● Task description
Give the entries again, word for word.

● Given entries
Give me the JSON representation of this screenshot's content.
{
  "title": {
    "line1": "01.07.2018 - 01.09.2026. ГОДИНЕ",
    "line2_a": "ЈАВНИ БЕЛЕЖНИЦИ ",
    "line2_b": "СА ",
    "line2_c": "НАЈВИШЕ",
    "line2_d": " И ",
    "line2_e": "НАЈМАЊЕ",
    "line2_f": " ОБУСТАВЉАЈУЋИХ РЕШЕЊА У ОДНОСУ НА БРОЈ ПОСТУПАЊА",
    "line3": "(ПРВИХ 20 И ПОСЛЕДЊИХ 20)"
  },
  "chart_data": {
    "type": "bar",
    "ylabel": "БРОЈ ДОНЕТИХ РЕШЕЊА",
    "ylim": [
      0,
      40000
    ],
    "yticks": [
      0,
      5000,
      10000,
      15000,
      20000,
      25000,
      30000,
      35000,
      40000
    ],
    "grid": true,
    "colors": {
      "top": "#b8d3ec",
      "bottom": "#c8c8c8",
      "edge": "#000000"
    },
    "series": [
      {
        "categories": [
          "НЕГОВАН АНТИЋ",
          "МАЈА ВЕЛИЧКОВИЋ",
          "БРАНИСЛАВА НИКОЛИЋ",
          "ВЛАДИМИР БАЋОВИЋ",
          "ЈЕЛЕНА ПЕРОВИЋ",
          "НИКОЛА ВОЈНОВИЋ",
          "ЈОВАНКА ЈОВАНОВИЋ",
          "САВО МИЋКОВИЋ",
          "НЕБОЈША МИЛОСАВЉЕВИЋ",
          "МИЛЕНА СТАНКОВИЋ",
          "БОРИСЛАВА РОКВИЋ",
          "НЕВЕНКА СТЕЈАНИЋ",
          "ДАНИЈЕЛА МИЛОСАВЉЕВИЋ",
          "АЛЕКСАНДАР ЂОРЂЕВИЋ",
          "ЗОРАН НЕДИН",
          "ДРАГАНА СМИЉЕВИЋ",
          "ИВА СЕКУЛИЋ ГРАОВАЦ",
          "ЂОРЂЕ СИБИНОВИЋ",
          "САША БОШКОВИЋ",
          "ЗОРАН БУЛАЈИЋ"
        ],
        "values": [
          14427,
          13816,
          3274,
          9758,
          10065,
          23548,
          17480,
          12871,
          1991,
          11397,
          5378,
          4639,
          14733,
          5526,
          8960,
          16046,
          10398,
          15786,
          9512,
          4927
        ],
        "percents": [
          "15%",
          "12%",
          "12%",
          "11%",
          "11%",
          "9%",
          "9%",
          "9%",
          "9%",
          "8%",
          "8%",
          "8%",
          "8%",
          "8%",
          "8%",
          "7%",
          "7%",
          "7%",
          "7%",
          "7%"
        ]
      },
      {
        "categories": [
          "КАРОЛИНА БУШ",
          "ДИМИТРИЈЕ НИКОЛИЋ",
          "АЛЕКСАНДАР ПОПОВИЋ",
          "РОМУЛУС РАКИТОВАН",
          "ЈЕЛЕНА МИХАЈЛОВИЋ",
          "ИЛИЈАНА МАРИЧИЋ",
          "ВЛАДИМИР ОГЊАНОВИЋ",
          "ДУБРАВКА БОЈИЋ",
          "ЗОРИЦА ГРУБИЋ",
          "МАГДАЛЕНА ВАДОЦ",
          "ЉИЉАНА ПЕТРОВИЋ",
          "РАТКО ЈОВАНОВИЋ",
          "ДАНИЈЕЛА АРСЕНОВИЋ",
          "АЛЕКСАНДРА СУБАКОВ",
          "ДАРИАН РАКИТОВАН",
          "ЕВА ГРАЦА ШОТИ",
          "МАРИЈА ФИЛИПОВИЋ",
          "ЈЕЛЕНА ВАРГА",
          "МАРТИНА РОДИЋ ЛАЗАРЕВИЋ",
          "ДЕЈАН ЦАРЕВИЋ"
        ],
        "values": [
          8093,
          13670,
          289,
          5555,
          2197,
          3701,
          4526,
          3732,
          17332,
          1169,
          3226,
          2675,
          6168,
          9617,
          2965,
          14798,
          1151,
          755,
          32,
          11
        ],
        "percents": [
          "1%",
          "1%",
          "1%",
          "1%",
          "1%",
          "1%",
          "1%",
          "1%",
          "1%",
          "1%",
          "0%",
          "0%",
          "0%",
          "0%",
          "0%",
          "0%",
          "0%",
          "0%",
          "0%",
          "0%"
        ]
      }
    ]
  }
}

● Finished task
Give me the JSON representation of this screenshot's content.
{
  "title": {
    "line1": "01.07.2018 - 01.09.2026. ГОДИНЕ",
    "line2_a": "ЈАВНИ БЕЛЕЖНИЦИ ",
    "line2_b": "СА ",
    "line2_c": "НАЈВИШЕ",
    "line2_d": " И ",
    "line2_e": "НАЈМАЊЕ",
    "line2_f": " ОБУСТАВЉАЈУЋИХ РЕШЕЊА У ОДНОСУ НА БРОЈ ПОСТУПАЊА",
    "line3": "(ПРВИХ 20 И ПОСЛЕДЊИХ 20)"
  },
  "chart_data": {
    "type": "bar",
    "ylabel": "БРОЈ ДОНЕТИХ РЕШЕЊА",
    "ylim": [
      0,
      40000
    ],
    "yticks": [
      0,
      5000,
      10000,
      15000,
      20000,
      25000,
      30000,
      35000,
      40000
    ],
    "grid": true,
    "colors": {
      "top": "#b8d3ec",
      "bottom": "#c8c8c8",
      "edge": "#000000"
    },
    "series": [
      {
        "categories": [
          "НЕГОВАН АНТИЋ",
          "МАЈА ВЕЛИЧКОВИЋ",
          "БРАНИСЛАВА НИКОЛИЋ",
          "ВЛАДИМИР БАЋОВИЋ",
          "ЈЕЛЕНА ПЕРОВИЋ",
          "НИКОЛА ВОЈНОВИЋ",
          "ЈОВАНКА ЈОВАНОВИЋ",
          "САВО МИЋКОВИЋ",
          "НЕБОЈША МИЛОСАВЉЕВИЋ",
          "МИЛЕНА СТАНКОВИЋ",
          "БОРИСЛАВА РОКВИЋ",
          "НЕВЕНКА СТЕЈАНИЋ",
          "ДАНИЈЕЛА МИЛОСАВЉЕВИЋ",
          "АЛЕКСАНДАР ЂОРЂЕВИЋ",
          "ЗОРАН НЕДИН",
          "ДРАГАНА СМИЉЕВИЋ",
          "ИВА СЕКУЛИЋ ГРАОВАЦ",
          "ЂОРЂЕ СИБИНОВИЋ",
          "САША БОШКОВИЋ",
          "ЗОРАН БУЛАЈИЋ"
        ],
        "values": [
          14427,
          13816,
          3274,
          9758,
          10065,
          23548,
          17480,
          12871,
          1991,
          11397,
          5378,
          4639,
          14733,
          5526,
          8960,
          16046,
          10398,
          15786,
          9512,
          4927
        ],
        "percents": [
          "15%",
          "12%",
          "12%",
          "11%",
          "11%",
          "9%",
          "9%",
          "9%",
          "9%",
          "8%",
          "8%",
          "8%",
          "8%",
          "8%",
          "8%",
          "7%",
          "7%",
          "7%",
          "7%",
          "7%"
        ]
      },
      {
        "categories": [
          "КАРОЛИНА БУШ",
          "ДИМИТРИЈЕ НИКОЛИЋ",
          "АЛЕКСАНДАР ПОПОВИЋ",
          "РОМУЛУС РАКИТОВАН",
          "ЈЕЛЕНА МИХАЈЛОВИЋ",
          "ИЛИЈАНА МАРИЧИЋ",
          "ВЛАДИМИР ОГЊАНОВИЋ",
          "ДУБРАВКА БОЈИЋ",
          "ЗОРИЦА ГРУБИЋ",
          "МАГДАЛЕНА ВАДОЦ",
          "ЉИЉАНА ПЕТРОВИЋ",
          "РАТКО ЈОВАНОВИЋ",
          "ДАНИЈЕЛА АРСЕНОВИЋ",
          "АЛЕКСАНДРА СУБАКОВ",
          "ДАРИАН РАКИТОВАН",
          "ЕВА ГРАЦА ШОТИ",
          "МАРИЈА ФИЛИПОВИЋ",
          "ЈЕЛЕНА ВАРГА",
          "МАРТИНА РОДИЋ ЛАЗАРЕВИЋ",
          "ДЕЈАН ЦАРЕВИЋ"
        ],
        "values": [
          8093,
          13670,
          289,
          5555,
          2197,
          3701,
          4526,
          3732,
          17332,
          1169,
          3226,
          2675,
          6168,
          9617,
          2965,
          14798,
          1151,
          755,
          32,
          11
        ],
        "percents": [
          "1%",
          "1%",
          "1%",
          "1%",
          "1%",
          "1%",
          "1%",
          "1%",
          "1%",
          "1%",
          "0%",
          "0%",
          "0%",
          "0%",
          "0%",
          "0%",
          "0%",
          "0%",
          "0%",
          "0%"
        ]
      }
    ]
  }
}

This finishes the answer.